====== SOURCE MATERIAL
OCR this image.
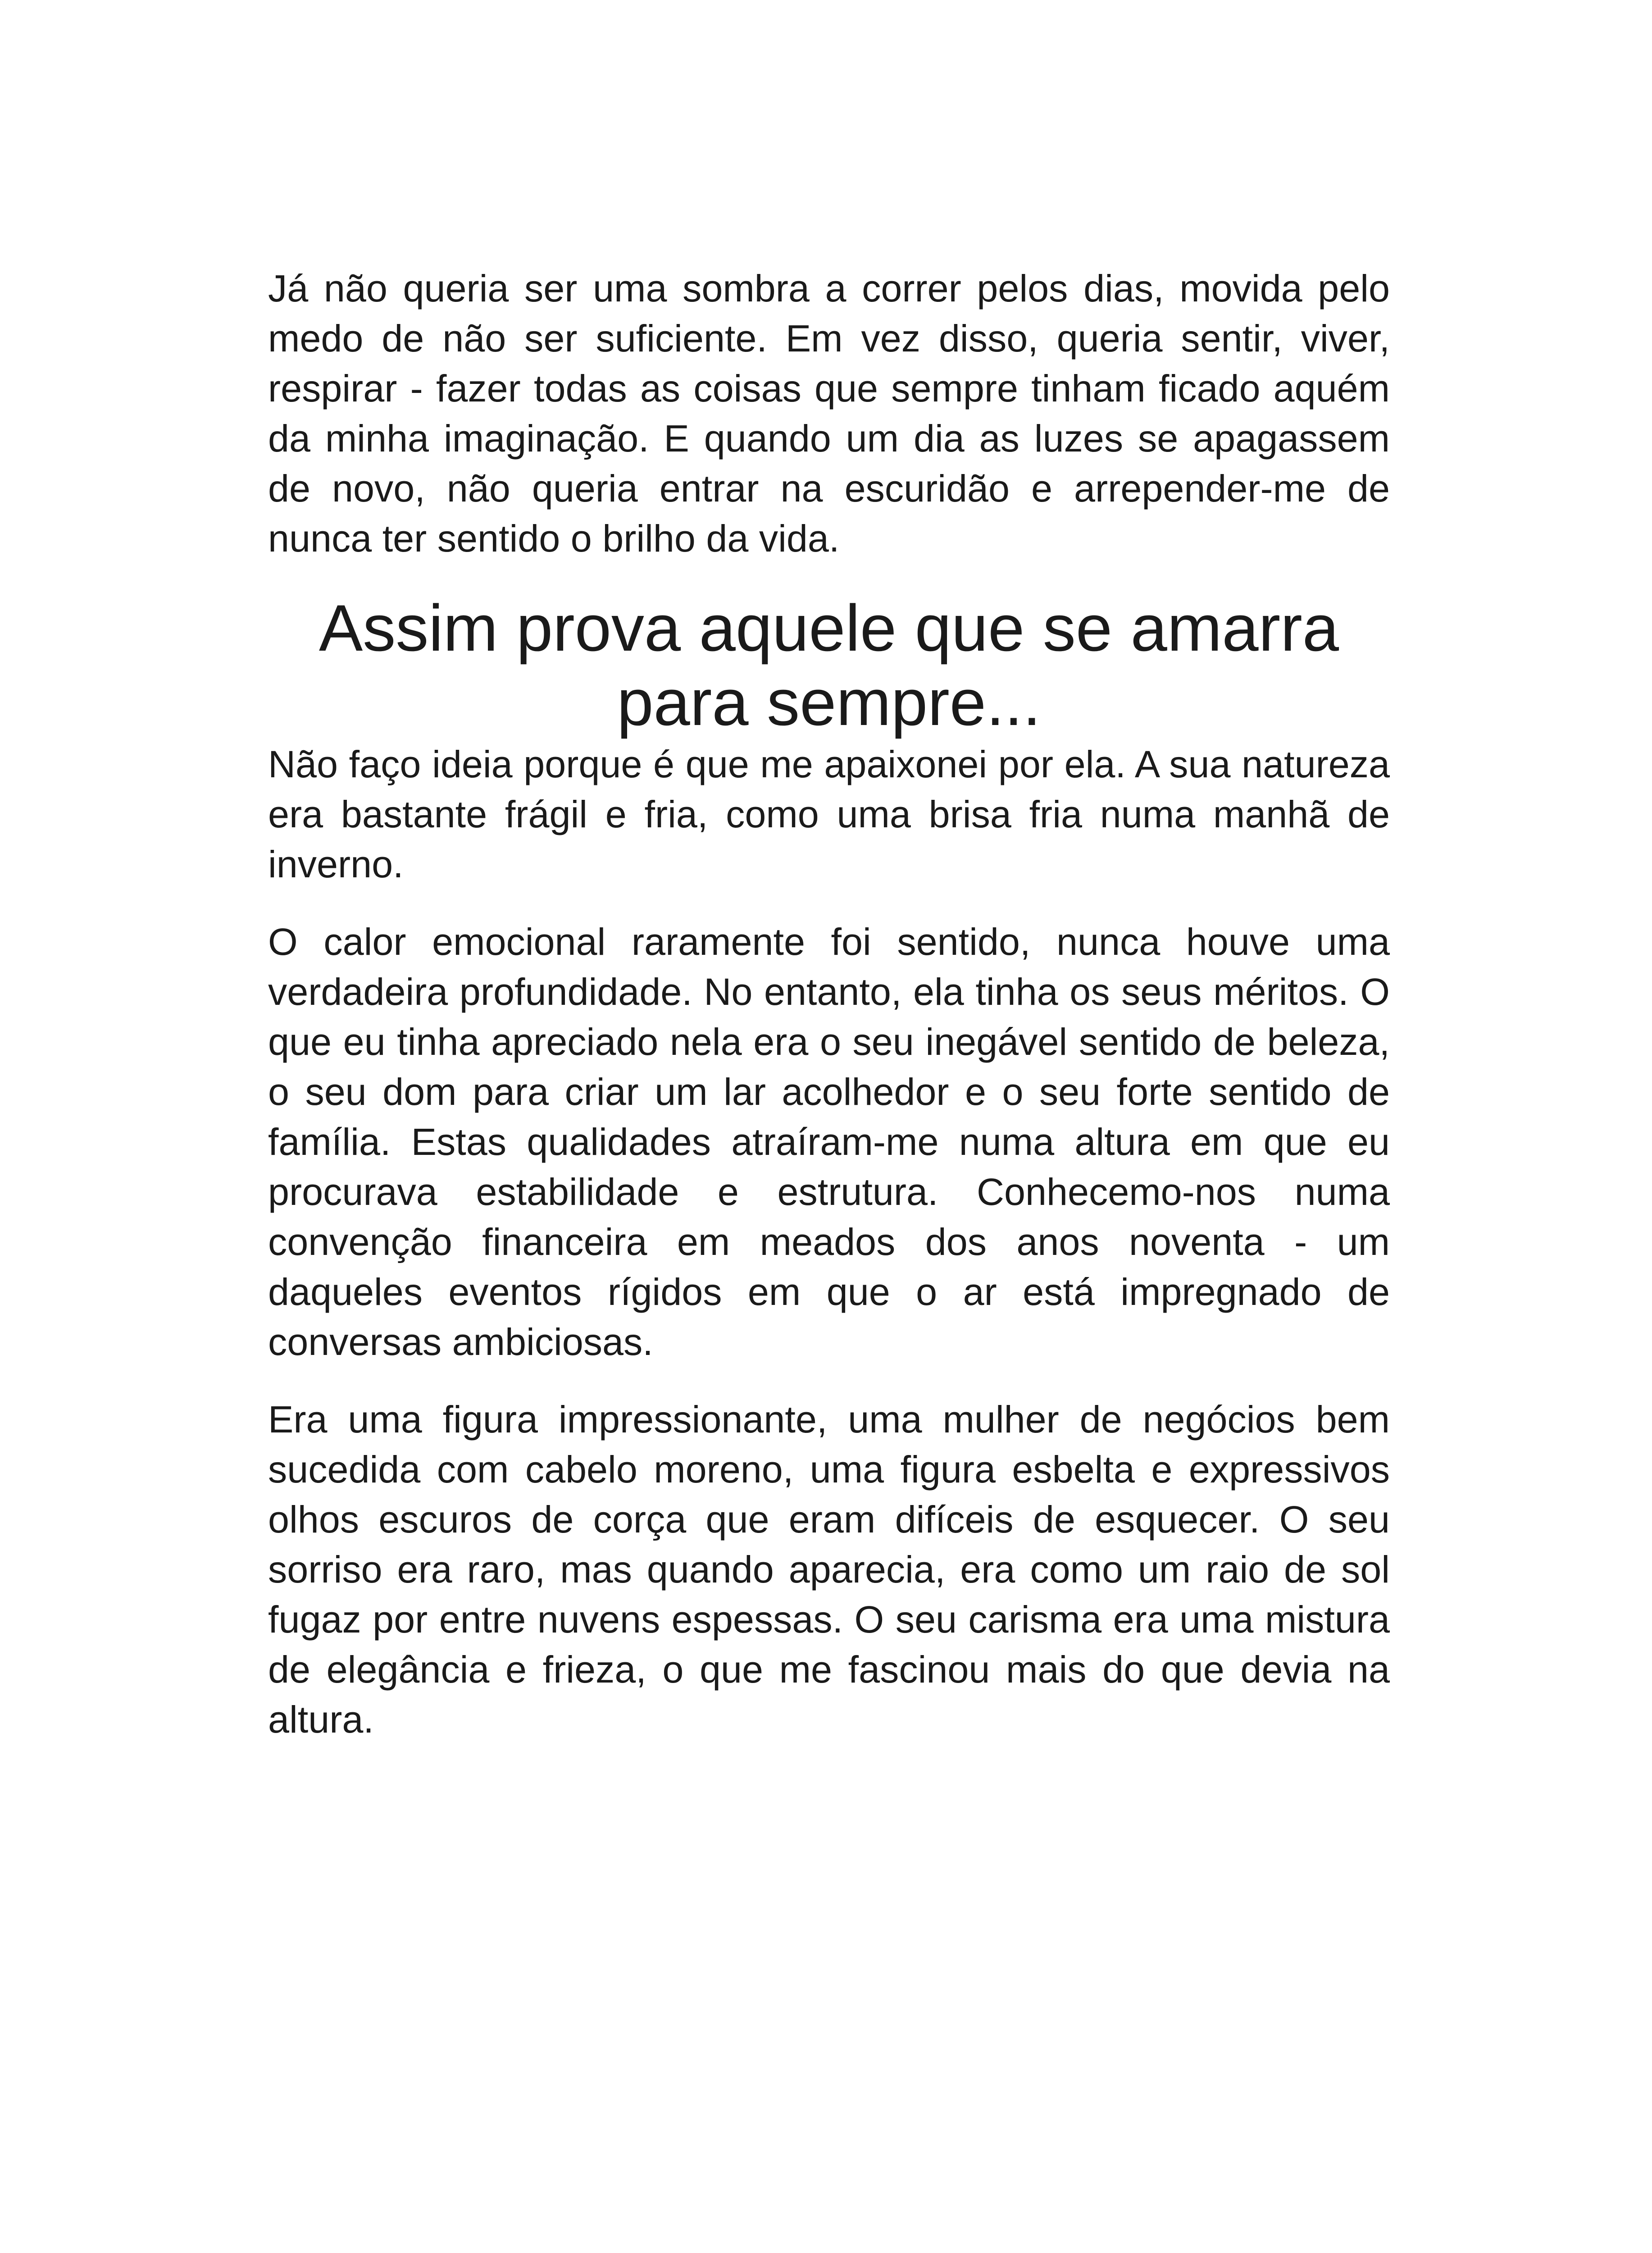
Já não queria ser uma sombra a correr pelos dias, movida pelo medo de não ser suficiente. Em vez disso, queria sentir, viver, respirar - fazer todas as coisas que sempre tinham ficado aquém da minha imaginação. E quando um dia as luzes se apagassem de novo, não queria entrar na escuridão e arrepender-me de nunca ter sentido o brilho da vida.

Assim prova aquele que se amarra para sempre...

Não faço ideia porque é que me apaixonei por ela. A sua natureza era bastante frágil e fria, como uma brisa fria numa manhã de inverno.

O calor emocional raramente foi sentido, nunca houve uma verdadeira profundidade. No entanto, ela tinha os seus méritos. O que eu tinha apreciado nela era o seu inegável sentido de beleza, o seu dom para criar um lar acolhedor e o seu forte sentido de família. Estas qualidades atraíram-me numa altura em que eu procurava estabilidade e estrutura. Conhecemo-nos numa convenção financeira em meados dos anos noventa - um daqueles eventos rígidos em que o ar está impregnado de conversas ambiciosas.

Era uma figura impressionante, uma mulher de negócios bem sucedida com cabelo moreno, uma figura esbelta e expressivos olhos escuros de corça que eram difíceis de esquecer. O seu sorriso era raro, mas quando aparecia, era como um raio de sol fugaz por entre nuvens espessas. O seu carisma era uma mistura de elegância e frieza, o que me fascinou mais do que devia na altura.
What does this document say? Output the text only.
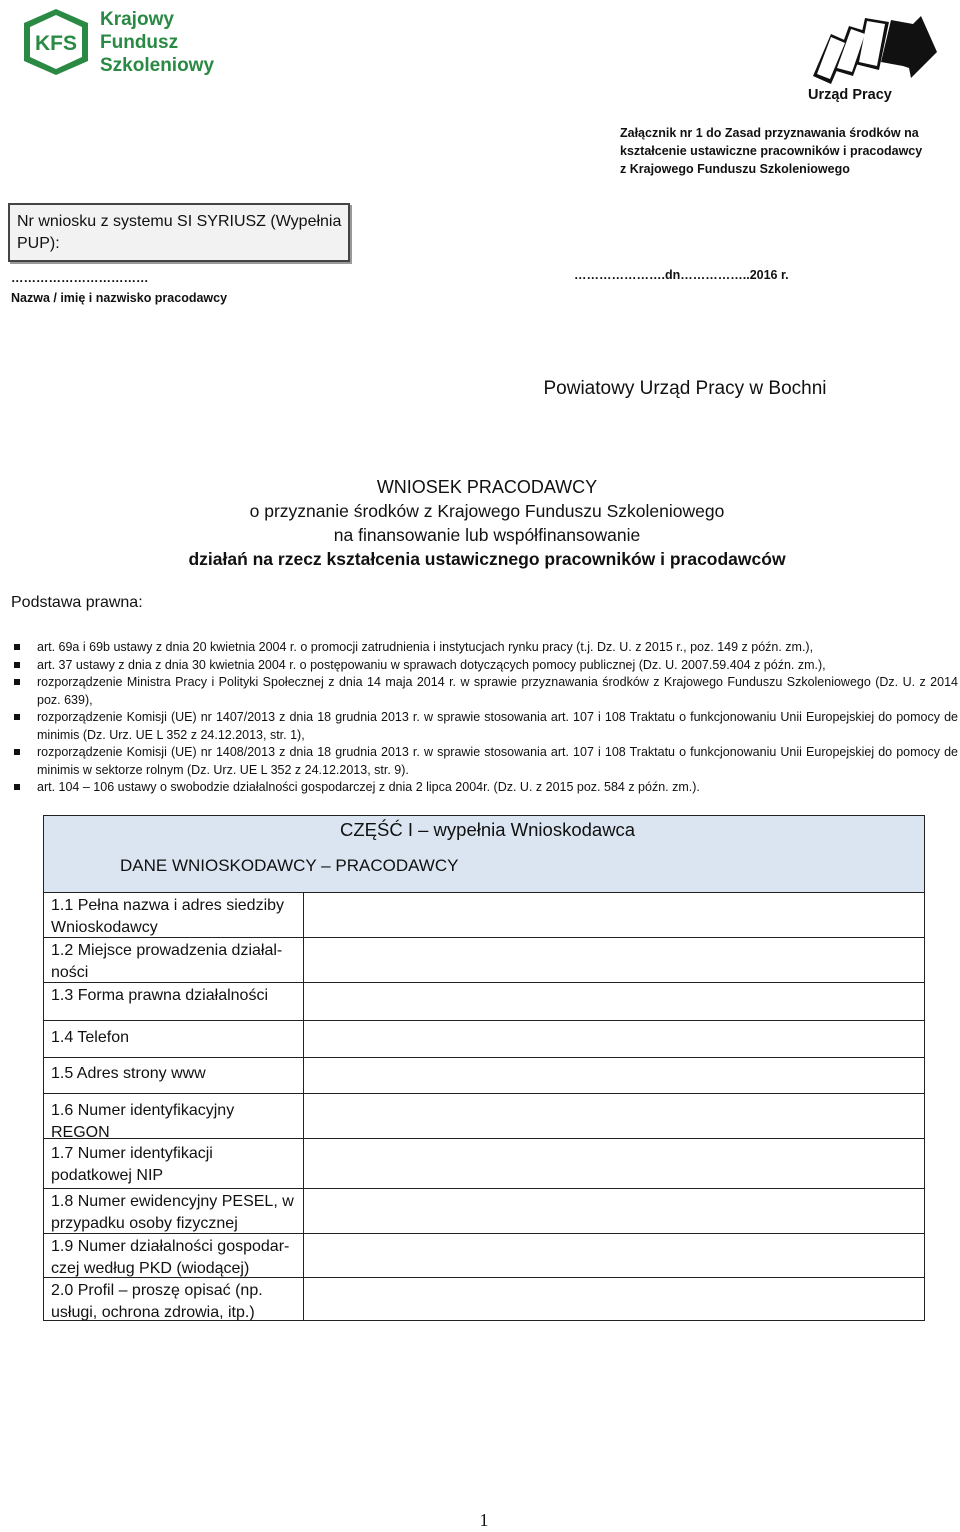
KFS
Krajowy
Fundusz
Szkoleniowy
Urząd Pracy
Załącznik nr 1 do Zasad przyznawania środków na
kształcenie ustawiczne pracowników i pracodawcy
z Krajowego Funduszu Szkoleniowego
Nr wniosku z systemu SI SYRIUSZ (Wypełnia PUP):
……………………………
Nazwa / imię i nazwisko pracodawcy
………………….dn……………..2016 r.
Powiatowy Urząd Pracy w Bochni
WNIOSEK PRACODAWCY
o przyznanie środków z Krajowego Funduszu Szkoleniowego
na finansowanie lub współfinansowanie
działań na rzecz kształcenia ustawicznego pracowników i pracodawców
Podstawa prawna:
art. 69a i 69b ustawy z dnia 20 kwietnia 2004 r. o promocji zatrudnienia i instytucjach rynku pracy (t.j. Dz. U. z 2015 r., poz. 149 z późn. zm.),
art. 37 ustawy z dnia z dnia 30 kwietnia 2004 r. o postępowaniu w sprawach dotyczących pomocy publicznej (Dz. U. 2007.59.404 z późn. zm.),
rozporządzenie Ministra Pracy i Polityki Społecznej z dnia 14 maja 2014 r. w sprawie przyznawania środków z Krajowego Funduszu Szkoleniowego (Dz. U. z 2014 poz. 639),
rozporządzenie Komisji (UE) nr 1407/2013 z dnia 18 grudnia 2013 r. w sprawie stosowania art. 107 i 108 Traktatu o funkcjonowaniu Unii Europejskiej do pomocy de minimis (Dz. Urz. UE L 352 z 24.12.2013, str. 1),
rozporządzenie Komisji (UE) nr 1408/2013 z dnia 18 grudnia 2013 r. w sprawie stosowania art. 107 i 108 Traktatu o funkcjonowaniu Unii Europejskiej do pomocy de minimis w sektorze rolnym (Dz. Urz. UE L 352 z 24.12.2013, str. 9).
art. 104 – 106 ustawy o swobodzie działalności gospodarczej z dnia 2 lipca 2004r. (Dz. U. z 2015 poz. 584 z późn. zm.).
CZĘŚĆ I – wypełnia Wnioskodawca
DANE WNIOSKODAWCY – PRACODAWCY
1.1 Pełna nazwa i adres siedziby Wnioskodawcy
1.2 Miejsce prowadzenia działal-ności
1.3 Forma prawna działalności
1.4 Telefon
1.5 Adres strony www
1.6 Numer identyfikacyjny REGON
1.7 Numer identyfikacji podatkowej NIP
1.8 Numer ewidencyjny PESEL, w przypadku osoby fizycznej
1.9 Numer działalności gospodar-czej według PKD (wiodącej)
2.0 Profil – proszę opisać (np. usługi, ochrona zdrowia, itp.)
1
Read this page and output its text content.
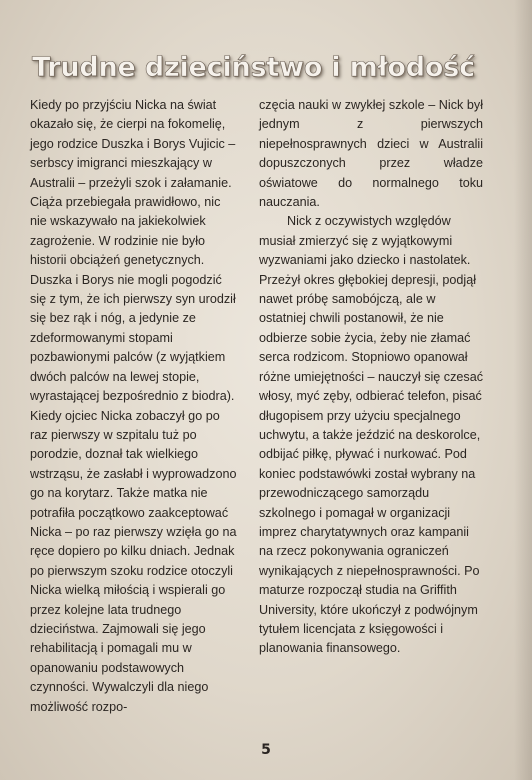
Trudne dzieciństwo i młodość

Kiedy po przyjściu Nicka na świat okazało się, że cierpi na fokomelię, jego rodzice Duszka i Borys Vujicic – serbscy imigranci mieszkający w Australii – przeżyli szok i załamanie. Ciąża przebiegała prawidłowo, nic nie wskazywało na jakiekolwiek zagrożenie. W rodzinie nie było historii obciążeń genetycznych. Duszka i Borys nie mogli pogodzić się z tym, że ich pierwszy syn urodził się bez rąk i nóg, a jedynie ze zdeformowanymi stopami pozbawionymi palców (z wyjątkiem dwóch palców na lewej stopie, wyrastającej bezpośrednio z biodra). Kiedy ojciec Nicka zobaczył go po raz pierwszy w szpitalu tuż po porodzie, doznał tak wielkiego wstrząsu, że zasłabł i wyprowadzono go na korytarz. Także matka nie potrafiła początkowo zaakceptować Nicka – po raz pierwszy wzięła go na ręce dopiero po kilku dniach. Jednak po pierwszym szoku rodzice otoczyli Nicka wielką miłością i wspierali go przez kolejne lata trudnego dzieciństwa. Zajmowali się jego rehabilitacją i pomagali mu w opanowaniu podstawowych czynności. Wywalczyli dla niego możliwość rozpo-

częcia nauki w zwykłej szkole – Nick był jednym z pierwszych niepełnosprawnych dzieci w Australii dopuszczonych przez władze oświatowe do normalnego toku nauczania.

Nick z oczywistych względów musiał zmierzyć się z wyjątkowymi wyzwaniami jako dziecko i nastolatek. Przeżył okres głębokiej depresji, podjął nawet próbę samobójczą, ale w ostatniej chwili postanowił, że nie odbierze sobie życia, żeby nie złamać serca rodzicom. Stopniowo opanował różne umiejętności – nauczył się czesać włosy, myć zęby, odbierać telefon, pisać długopisem przy użyciu specjalnego uchwytu, a także jeździć na deskorolce, odbijać piłkę, pływać i nurkować. Pod koniec podstawówki został wybrany na przewodniczącego samorządu szkolnego i pomagał w organizacji imprez charytatywnych oraz kampanii na rzecz pokonywania ograniczeń wynikających z niepełnosprawności. Po maturze rozpoczął studia na Griffith University, które ukończył z podwójnym tytułem licencjata z księgowości i planowania finansowego.

5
============
Search the records above for "kwietnia". Copy each line where it is found.

art. 69a i 69b ustawy z dnia 20 kwietnia 2004 r. o promocji zatrudnienia i instytucjach rynku pracy (t.j. Dz. U. z 2015 r., poz. 149 z późn. zm.),
art. 37 ustawy z dnia z dnia 30 kwietnia 2004 r. o postępowaniu w sprawach dotyczących pomocy publicznej (Dz. U. 2007.59.404 z późn. zm.),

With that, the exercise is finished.